Your instructions >> Each line below with the string "Chipaya" should be copied.

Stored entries

##############################

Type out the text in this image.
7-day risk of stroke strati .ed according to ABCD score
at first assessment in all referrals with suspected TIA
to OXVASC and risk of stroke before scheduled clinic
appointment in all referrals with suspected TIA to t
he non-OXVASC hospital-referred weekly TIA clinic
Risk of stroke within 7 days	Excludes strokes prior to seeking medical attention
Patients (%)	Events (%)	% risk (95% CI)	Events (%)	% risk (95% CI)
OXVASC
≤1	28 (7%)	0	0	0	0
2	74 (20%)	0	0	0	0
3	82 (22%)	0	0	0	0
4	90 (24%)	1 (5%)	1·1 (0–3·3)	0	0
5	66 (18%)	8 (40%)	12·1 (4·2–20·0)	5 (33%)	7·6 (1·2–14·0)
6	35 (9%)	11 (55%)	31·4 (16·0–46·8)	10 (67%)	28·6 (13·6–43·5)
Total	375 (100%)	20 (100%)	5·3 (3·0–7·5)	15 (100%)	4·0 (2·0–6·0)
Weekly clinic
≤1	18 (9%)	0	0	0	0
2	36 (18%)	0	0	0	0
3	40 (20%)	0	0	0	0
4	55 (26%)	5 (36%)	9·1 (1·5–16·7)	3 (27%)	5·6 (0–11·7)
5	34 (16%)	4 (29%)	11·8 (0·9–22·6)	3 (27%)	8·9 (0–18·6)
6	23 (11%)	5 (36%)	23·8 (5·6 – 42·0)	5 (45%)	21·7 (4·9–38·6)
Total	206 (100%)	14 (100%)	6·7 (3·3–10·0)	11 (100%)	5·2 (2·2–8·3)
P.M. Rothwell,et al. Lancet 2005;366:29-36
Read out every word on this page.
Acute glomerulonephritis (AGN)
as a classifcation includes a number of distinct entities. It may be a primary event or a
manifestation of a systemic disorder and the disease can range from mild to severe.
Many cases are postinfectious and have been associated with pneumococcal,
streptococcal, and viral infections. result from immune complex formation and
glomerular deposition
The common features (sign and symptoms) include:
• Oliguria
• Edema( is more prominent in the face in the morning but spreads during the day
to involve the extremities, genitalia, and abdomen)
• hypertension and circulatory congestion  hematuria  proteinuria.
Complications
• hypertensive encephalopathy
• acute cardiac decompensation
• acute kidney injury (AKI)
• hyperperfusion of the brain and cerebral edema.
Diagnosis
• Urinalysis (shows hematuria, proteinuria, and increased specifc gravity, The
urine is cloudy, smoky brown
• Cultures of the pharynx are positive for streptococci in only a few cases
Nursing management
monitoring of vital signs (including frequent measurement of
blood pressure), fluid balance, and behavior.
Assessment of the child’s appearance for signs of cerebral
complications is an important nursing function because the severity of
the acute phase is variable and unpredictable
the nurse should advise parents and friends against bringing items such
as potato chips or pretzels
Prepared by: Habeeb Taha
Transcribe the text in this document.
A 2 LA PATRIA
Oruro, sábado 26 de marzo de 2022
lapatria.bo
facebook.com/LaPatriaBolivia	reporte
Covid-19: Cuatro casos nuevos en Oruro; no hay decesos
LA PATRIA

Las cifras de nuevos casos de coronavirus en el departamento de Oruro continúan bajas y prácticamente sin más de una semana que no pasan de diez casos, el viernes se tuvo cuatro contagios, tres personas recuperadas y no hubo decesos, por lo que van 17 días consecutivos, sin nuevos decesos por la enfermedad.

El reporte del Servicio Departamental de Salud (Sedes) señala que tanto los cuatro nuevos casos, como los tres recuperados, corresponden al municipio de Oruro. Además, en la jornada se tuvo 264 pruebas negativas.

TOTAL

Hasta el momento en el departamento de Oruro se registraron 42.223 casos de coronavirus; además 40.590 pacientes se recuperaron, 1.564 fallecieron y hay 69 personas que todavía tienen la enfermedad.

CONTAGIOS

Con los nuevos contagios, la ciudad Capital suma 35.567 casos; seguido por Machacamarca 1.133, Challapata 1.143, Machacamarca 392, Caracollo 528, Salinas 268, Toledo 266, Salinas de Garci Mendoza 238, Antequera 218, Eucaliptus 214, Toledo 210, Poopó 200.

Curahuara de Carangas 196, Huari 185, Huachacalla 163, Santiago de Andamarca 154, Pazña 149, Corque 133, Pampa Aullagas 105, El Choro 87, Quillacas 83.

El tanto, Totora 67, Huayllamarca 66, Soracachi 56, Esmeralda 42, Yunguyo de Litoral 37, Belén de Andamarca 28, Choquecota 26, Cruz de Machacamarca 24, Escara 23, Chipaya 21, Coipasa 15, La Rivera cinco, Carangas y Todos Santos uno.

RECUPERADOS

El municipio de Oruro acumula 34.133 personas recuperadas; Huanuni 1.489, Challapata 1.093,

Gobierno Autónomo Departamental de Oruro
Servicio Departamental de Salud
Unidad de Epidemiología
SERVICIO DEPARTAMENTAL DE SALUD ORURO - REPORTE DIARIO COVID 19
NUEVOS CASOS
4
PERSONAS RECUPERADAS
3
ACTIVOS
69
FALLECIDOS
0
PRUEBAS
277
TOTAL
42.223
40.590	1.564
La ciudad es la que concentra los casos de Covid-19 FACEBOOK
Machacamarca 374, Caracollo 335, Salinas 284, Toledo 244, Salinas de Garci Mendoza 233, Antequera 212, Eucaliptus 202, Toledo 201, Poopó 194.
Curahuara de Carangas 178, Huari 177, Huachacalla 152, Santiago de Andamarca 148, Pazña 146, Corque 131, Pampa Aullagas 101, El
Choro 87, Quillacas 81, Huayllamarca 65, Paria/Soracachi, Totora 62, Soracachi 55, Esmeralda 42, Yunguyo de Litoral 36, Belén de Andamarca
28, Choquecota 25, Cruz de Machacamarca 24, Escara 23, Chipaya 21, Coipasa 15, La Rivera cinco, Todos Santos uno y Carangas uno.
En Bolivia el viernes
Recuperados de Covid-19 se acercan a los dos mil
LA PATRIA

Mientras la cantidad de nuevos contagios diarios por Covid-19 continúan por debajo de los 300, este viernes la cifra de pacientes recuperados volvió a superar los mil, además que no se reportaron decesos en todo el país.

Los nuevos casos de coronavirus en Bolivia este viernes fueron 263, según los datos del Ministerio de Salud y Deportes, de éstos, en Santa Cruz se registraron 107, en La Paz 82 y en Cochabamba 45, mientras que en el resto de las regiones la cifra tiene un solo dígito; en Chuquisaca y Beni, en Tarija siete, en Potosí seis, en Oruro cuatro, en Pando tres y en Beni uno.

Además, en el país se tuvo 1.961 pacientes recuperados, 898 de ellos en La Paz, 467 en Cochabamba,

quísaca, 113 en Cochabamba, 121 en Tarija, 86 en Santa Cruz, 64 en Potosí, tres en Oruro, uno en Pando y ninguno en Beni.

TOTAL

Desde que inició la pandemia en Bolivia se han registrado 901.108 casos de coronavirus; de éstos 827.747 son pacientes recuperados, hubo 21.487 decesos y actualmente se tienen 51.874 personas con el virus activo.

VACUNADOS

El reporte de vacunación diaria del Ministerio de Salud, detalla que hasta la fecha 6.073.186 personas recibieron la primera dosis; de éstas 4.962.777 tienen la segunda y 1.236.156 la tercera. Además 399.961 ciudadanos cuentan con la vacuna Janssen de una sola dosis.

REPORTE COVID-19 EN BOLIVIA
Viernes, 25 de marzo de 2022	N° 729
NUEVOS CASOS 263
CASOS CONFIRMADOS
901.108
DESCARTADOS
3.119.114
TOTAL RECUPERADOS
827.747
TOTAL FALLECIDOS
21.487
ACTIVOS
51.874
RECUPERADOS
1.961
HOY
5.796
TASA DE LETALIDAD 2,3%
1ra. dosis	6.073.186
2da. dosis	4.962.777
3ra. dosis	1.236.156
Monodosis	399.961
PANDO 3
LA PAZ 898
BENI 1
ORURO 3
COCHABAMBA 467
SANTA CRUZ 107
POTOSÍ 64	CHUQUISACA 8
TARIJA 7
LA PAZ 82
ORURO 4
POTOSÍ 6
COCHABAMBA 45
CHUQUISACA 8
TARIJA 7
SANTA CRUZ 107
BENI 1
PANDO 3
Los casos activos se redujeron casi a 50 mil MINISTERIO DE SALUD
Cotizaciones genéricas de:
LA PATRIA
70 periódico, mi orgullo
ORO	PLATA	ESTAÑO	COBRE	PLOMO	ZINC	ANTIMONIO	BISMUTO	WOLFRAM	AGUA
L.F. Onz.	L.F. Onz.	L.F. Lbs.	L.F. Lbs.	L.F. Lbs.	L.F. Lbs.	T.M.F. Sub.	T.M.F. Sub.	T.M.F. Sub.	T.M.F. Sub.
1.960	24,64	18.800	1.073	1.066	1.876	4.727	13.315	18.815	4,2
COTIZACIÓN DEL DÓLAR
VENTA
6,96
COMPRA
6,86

##############################

Task response >>
El tanto, Totora 67, Huayllamarca 66, Soracachi 56, Esmeralda 42, Yunguyo de Litoral 37, Belén de Andamarca 28, Choquecota 26, Cruz de Machacamarca 24, Escara 23, Chipaya 21, Coipasa 15, La Rivera cinco, Carangas y Todos Santos uno.
28, Choquecota 25, Cruz de Machacamarca 24, Escara 23, Chipaya 21, Coipasa 15, La Rivera cinco, Todos Santos uno y Carangas uno.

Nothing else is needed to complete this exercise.